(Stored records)
----

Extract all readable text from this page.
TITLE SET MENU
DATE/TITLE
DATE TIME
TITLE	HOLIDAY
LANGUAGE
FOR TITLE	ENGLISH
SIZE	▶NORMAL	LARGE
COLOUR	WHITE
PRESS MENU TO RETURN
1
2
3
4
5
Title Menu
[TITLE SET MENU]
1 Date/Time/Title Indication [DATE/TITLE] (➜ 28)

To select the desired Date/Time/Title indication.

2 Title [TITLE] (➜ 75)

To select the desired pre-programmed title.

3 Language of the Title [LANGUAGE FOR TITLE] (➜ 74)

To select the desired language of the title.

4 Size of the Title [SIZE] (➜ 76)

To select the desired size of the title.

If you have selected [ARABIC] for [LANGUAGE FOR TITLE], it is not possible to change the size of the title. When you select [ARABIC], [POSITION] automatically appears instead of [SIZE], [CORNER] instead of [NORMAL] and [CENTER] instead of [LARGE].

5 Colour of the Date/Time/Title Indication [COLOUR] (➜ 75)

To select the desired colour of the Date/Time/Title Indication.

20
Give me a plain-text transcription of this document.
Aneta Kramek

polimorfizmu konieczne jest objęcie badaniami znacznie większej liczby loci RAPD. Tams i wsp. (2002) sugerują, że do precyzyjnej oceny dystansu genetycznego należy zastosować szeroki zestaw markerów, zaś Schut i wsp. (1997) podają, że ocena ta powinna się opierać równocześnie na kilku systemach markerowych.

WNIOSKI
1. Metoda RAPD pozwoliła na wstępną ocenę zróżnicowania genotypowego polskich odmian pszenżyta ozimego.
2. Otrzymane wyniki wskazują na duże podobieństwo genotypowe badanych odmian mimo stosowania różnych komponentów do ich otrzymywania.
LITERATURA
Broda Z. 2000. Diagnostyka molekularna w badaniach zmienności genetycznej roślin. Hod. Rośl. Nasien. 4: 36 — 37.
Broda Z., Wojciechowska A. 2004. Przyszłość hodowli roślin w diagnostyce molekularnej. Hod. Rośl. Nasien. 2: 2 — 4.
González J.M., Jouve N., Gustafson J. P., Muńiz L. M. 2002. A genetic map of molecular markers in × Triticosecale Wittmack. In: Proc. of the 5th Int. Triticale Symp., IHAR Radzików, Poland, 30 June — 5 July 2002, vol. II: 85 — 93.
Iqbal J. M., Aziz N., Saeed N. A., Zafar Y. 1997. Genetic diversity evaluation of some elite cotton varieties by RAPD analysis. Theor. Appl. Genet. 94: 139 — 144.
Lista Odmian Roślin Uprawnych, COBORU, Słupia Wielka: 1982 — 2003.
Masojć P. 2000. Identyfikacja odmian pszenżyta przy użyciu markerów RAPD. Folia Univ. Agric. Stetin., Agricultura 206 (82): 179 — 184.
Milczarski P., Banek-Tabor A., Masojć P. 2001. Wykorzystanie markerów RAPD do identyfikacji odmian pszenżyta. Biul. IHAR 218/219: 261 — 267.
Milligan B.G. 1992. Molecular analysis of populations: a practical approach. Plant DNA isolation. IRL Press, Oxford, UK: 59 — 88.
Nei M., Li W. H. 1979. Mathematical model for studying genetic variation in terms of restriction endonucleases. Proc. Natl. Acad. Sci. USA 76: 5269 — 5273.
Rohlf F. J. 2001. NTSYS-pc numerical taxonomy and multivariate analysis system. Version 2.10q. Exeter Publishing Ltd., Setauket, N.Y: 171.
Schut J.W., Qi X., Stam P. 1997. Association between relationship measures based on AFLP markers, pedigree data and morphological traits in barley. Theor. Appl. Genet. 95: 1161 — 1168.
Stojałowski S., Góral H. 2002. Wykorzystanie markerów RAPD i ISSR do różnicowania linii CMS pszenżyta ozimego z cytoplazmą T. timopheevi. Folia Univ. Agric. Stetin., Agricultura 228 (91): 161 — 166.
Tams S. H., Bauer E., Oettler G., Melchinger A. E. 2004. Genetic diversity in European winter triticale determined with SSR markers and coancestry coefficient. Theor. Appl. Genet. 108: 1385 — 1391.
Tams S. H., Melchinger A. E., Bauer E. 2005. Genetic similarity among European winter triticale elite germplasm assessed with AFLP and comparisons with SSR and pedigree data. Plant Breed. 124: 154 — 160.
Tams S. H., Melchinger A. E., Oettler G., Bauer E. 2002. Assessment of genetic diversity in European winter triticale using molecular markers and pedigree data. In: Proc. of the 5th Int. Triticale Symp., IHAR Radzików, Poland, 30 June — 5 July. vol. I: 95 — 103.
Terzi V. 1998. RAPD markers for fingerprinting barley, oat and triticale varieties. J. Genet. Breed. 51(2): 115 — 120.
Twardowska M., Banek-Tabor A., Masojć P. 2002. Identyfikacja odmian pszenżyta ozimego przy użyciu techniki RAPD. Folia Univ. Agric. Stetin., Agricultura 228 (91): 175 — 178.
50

----

Directive —
Only the count is needed: the number of lines in the data that include the word "Identyfikacja".

Exercise solution —
2